** EXTRACTED DATA **
━━━━━━━━
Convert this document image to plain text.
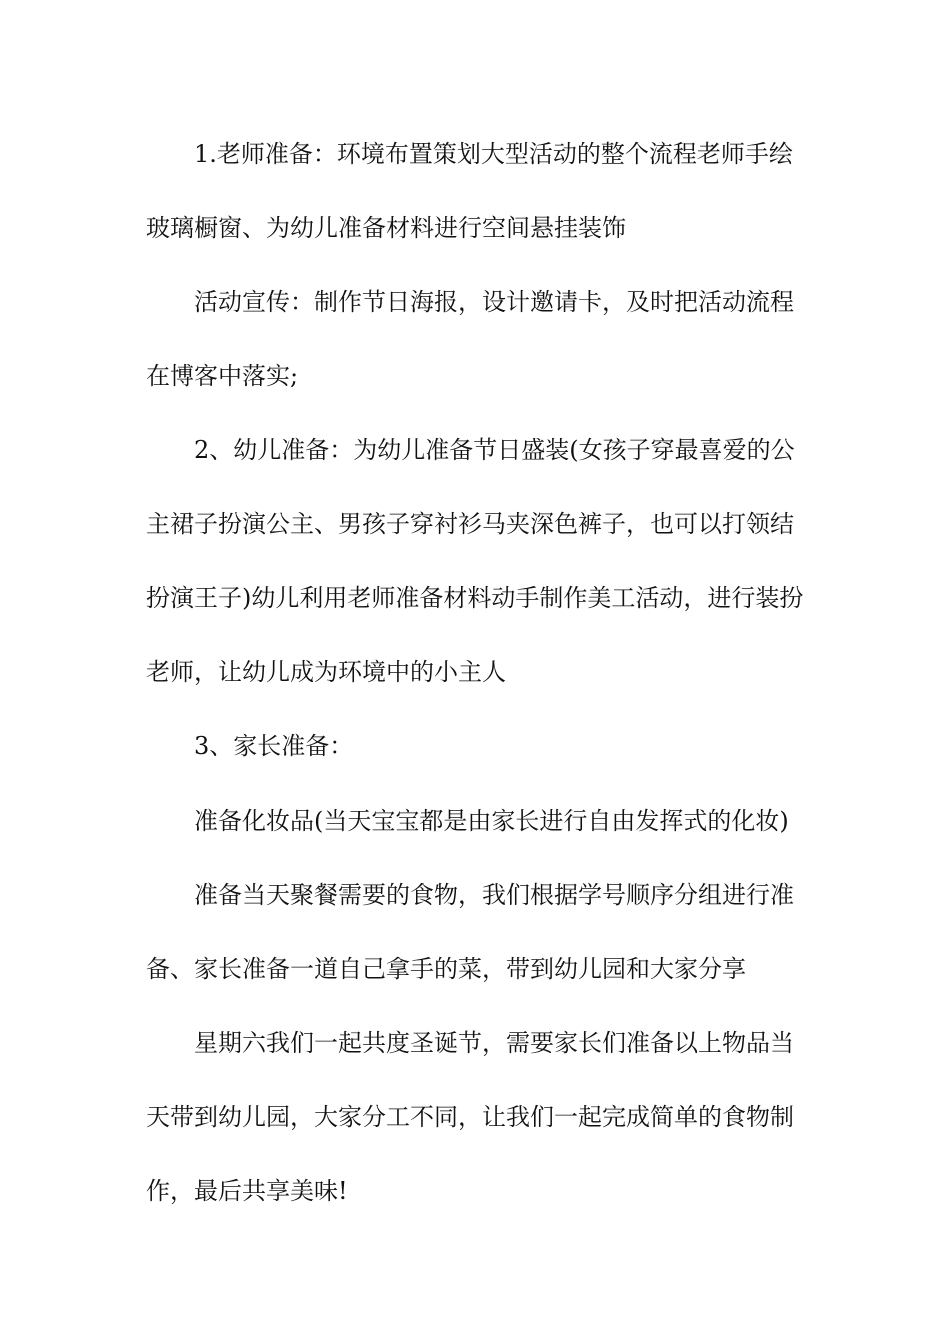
1.老师准备：环境布置策划大型活动的整个流程老师手绘

玻璃橱窗、为幼儿准备材料进行空间悬挂装饰

活动宣传：制作节日海报，设计邀请卡，及时把活动流程

在博客中落实;

2、幼儿准备：为幼儿准备节日盛装(女孩子穿最喜爱的公

主裙子扮演公主、男孩子穿衬衫马夹深色裤子，也可以打领结

扮演王子)幼儿利用老师准备材料动手制作美工活动，进行装扮

老师，让幼儿成为环境中的小主人

3、家长准备：

准备化妆品(当天宝宝都是由家长进行自由发挥式的化妆)

准备当天聚餐需要的食物，我们根据学号顺序分组进行准

备、家长准备一道自己拿手的菜，带到幼儿园和大家分享

星期六我们一起共度圣诞节，需要家长们准备以上物品当

天带到幼儿园，大家分工不同，让我们一起完成简单的食物制

作，最后共享美味!
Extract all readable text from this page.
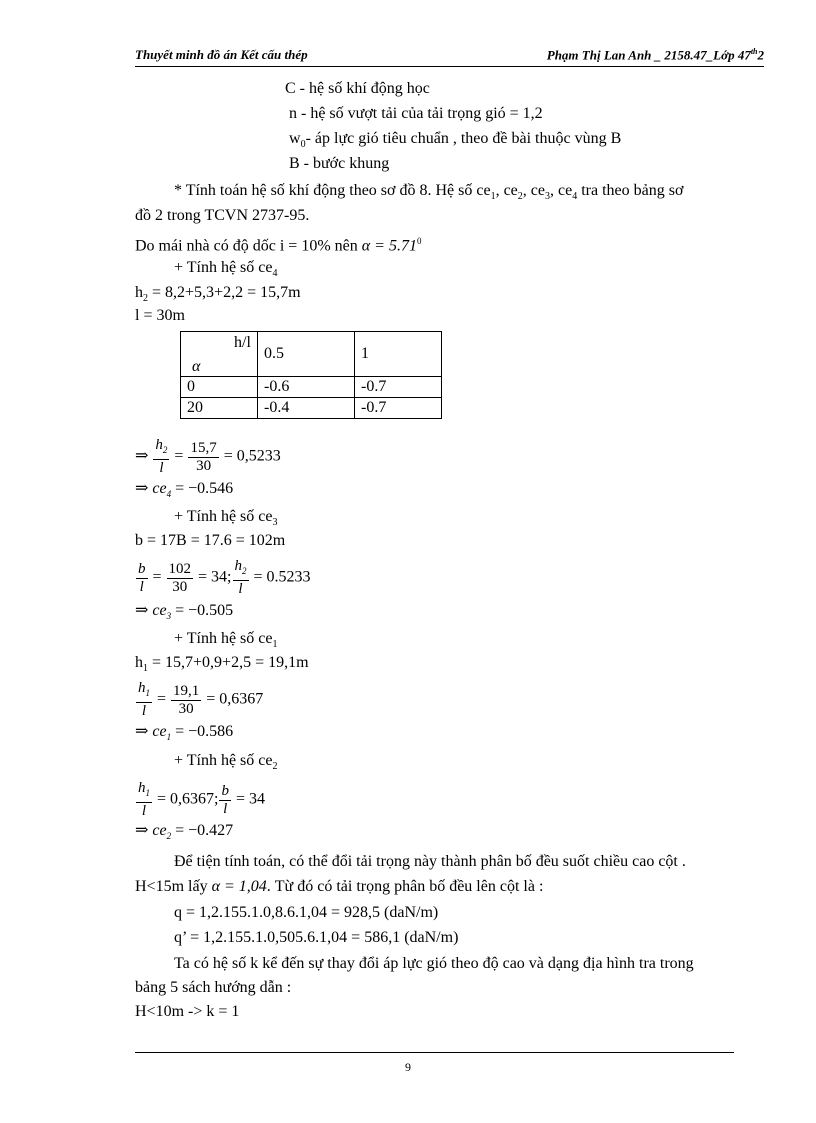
Thuyết minh đồ án Kết cấu thép	Phạm Thị Lan Anh _ 2158.47_Lớp 47th2
C - hệ số khí động học
n - hệ số vượt tải của tải trọng gió = 1,2
$w_0-$ áp lực gió tiêu chuẩn , theo đề bài thuộc vùng B
B - bước khung
* Tính toán hệ số khí động theo sơ đồ 8. Hệ số $ce_1$, $ce_2$, $ce_3$, $ce_4$ tra theo bảng sơ
đồ 2 trong TCVN 2737-95.
Do mái nhà có độ dốc i = 10% nên $\alpha = 5.71^0$
+ Tính hệ số $ce_4$
$h_2 = 8,2+5,3+2,2 = 15,7m$
l = 30m
h/l
α	0.5	1
0	-0.6	-0.7
20	-0.4	-0.7
⇒ $\frac{h_2}{l} = \frac{15,7}{30} = 0,5233$
⇒ $ce_4 = -0.546$
+ Tính hệ số $ce_3$
b = 17B = 17.6 = 102m
$\frac{b}{l} = \frac{102}{30} = 34$; $\frac{h_2}{l} = 0.5233$
⇒ $ce_3 = -0.505$
+ Tính hệ số $ce_1$
$h_1 = 15,7+0,9+2,5 = 19,1m$
$\frac{h_1}{l} = \frac{19,1}{30} = 0,6367$
⇒ $ce_1 = -0.586$
+ Tính hệ số $ce_2$
$\frac{h_1}{l} = 0,6367$; $\frac{b}{l} = 34$
⇒ $ce_2 = -0.427$
Để tiện tính toán, có thể đổi tải trọng này thành phân bố đều suốt chiều cao cột .
H<15m lấy α = 1,04. Từ đó có tải trọng phân bố đều lên cột là :
q = 1,2.155.1.0,8.6.1,04 = 928,5 (daN/m)
q’ = 1,2.155.1.0,505.6.1,04 = 586,1 (daN/m)
Ta có hệ số k kể đến sự thay đổi áp lực gió theo độ cao và dạng địa hình tra trong
bảng 5 sách hướng dẫn :
H<10m -> k = 1
9
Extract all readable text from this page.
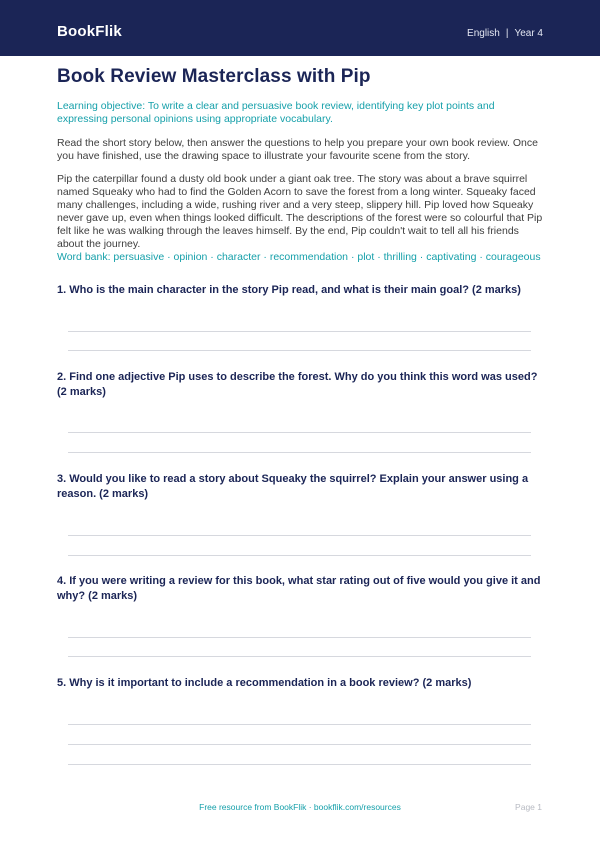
BookFlik	English | Year 4
Book Review Masterclass with Pip
Learning objective: To write a clear and persuasive book review, identifying key plot points and expressing personal opinions using appropriate vocabulary.
Read the short story below, then answer the questions to help you prepare your own book review. Once you have finished, use the drawing space to illustrate your favourite scene from the story.
Pip the caterpillar found a dusty old book under a giant oak tree. The story was about a brave squirrel named Squeaky who had to find the Golden Acorn to save the forest from a long winter. Squeaky faced many challenges, including a wide, rushing river and a very steep, slippery hill. Pip loved how Squeaky never gave up, even when things looked difficult. The descriptions of the forest were so colourful that Pip felt like he was walking through the leaves himself. By the end, Pip couldn't wait to tell all his friends about the journey.
Word bank: persuasive · opinion · character · recommendation · plot · thrilling · captivating · courageous
1. Who is the main character in the story Pip read, and what is their main goal? (2 marks)
2. Find one adjective Pip uses to describe the forest. Why do you think this word was used? (2 marks)
3. Would you like to read a story about Squeaky the squirrel? Explain your answer using a reason. (2 marks)
4. If you were writing a review for this book, what star rating out of five would you give it and why? (2 marks)
5. Why is it important to include a recommendation in a book review? (2 marks)
Free resource from BookFlik · bookflik.com/resources	Page 1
━━━━━━━━
** DIRECTIONS **
Copy the entries above faithfully and omit every image.

** PROBLEM SOLUTION **
Convert this document image to plain text.
1.老师准备：环境布置策划大型活动的整个流程老师手绘

玻璃橱窗、为幼儿准备材料进行空间悬挂装饰

活动宣传：制作节日海报，设计邀请卡，及时把活动流程

在博客中落实;

2、幼儿准备：为幼儿准备节日盛装(女孩子穿最喜爱的公

主裙子扮演公主、男孩子穿衬衫马夹深色裤子，也可以打领结

扮演王子)幼儿利用老师准备材料动手制作美工活动，进行装扮

老师，让幼儿成为环境中的小主人

3、家长准备：

准备化妆品(当天宝宝都是由家长进行自由发挥式的化妆)

准备当天聚餐需要的食物，我们根据学号顺序分组进行准

备、家长准备一道自己拿手的菜，带到幼儿园和大家分享

星期六我们一起共度圣诞节，需要家长们准备以上物品当

天带到幼儿园，大家分工不同，让我们一起完成简单的食物制

作，最后共享美味!
Extract all readable text from this page.
Thuyết minh đồ án Kết cấu thép	Phạm Thị Lan Anh _ 2158.47_Lớp 47th2
C - hệ số khí động học
n - hệ số vượt tải của tải trọng gió = 1,2
$w_0-$ áp lực gió tiêu chuẩn , theo đề bài thuộc vùng B
B - bước khung
* Tính toán hệ số khí động theo sơ đồ 8. Hệ số $ce_1$, $ce_2$, $ce_3$, $ce_4$ tra theo bảng sơ
đồ 2 trong TCVN 2737-95.
Do mái nhà có độ dốc i = 10% nên $\alpha = 5.71^0$
+ Tính hệ số $ce_4$
$h_2 = 8,2+5,3+2,2 = 15,7m$
l = 30m
h/l
α	0.5	1
0	-0.6	-0.7
20	-0.4	-0.7
⇒ $\frac{h_2}{l} = \frac{15,7}{30} = 0,5233$
⇒ $ce_4 = -0.546$
+ Tính hệ số $ce_3$
b = 17B = 17.6 = 102m
$\frac{b}{l} = \frac{102}{30} = 34$; $\frac{h_2}{l} = 0.5233$
⇒ $ce_3 = -0.505$
+ Tính hệ số $ce_1$
$h_1 = 15,7+0,9+2,5 = 19,1m$
$\frac{h_1}{l} = \frac{19,1}{30} = 0,6367$
⇒ $ce_1 = -0.586$
+ Tính hệ số $ce_2$
$\frac{h_1}{l} = 0,6367$; $\frac{b}{l} = 34$
⇒ $ce_2 = -0.427$
Để tiện tính toán, có thể đổi tải trọng này thành phân bố đều suốt chiều cao cột .
H<15m lấy α = 1,04. Từ đó có tải trọng phân bố đều lên cột là :
q = 1,2.155.1.0,8.6.1,04 = 928,5 (daN/m)
q’ = 1,2.155.1.0,505.6.1,04 = 586,1 (daN/m)
Ta có hệ số k kể đến sự thay đổi áp lực gió theo độ cao và dạng địa hình tra trong
bảng 5 sách hướng dẫn :
H<10m -> k = 1
9
Extract all readable text from this page.
BookFlik	English | Year 4
Book Review Masterclass with Pip
Learning objective: To write a clear and persuasive book review, identifying key plot points and expressing personal opinions using appropriate vocabulary.
Read the short story below, then answer the questions to help you prepare your own book review. Once you have finished, use the drawing space to illustrate your favourite scene from the story.
Pip the caterpillar found a dusty old book under a giant oak tree. The story was about a brave squirrel named Squeaky who had to find the Golden Acorn to save the forest from a long winter. Squeaky faced many challenges, including a wide, rushing river and a very steep, slippery hill. Pip loved how Squeaky never gave up, even when things looked difficult. The descriptions of the forest were so colourful that Pip felt like he was walking through the leaves himself. By the end, Pip couldn't wait to tell all his friends about the journey.
Word bank: persuasive · opinion · character · recommendation · plot · thrilling · captivating · courageous
1. Who is the main character in the story Pip read, and what is their main goal? (2 marks)
2. Find one adjective Pip uses to describe the forest. Why do you think this word was used? (2 marks)
3. Would you like to read a story about Squeaky the squirrel? Explain your answer using a reason. (2 marks)
4. If you were writing a review for this book, what star rating out of five would you give it and why? (2 marks)
5. Why is it important to include a recommendation in a book review? (2 marks)
Free resource from BookFlik · bookflik.com/resources	Page 1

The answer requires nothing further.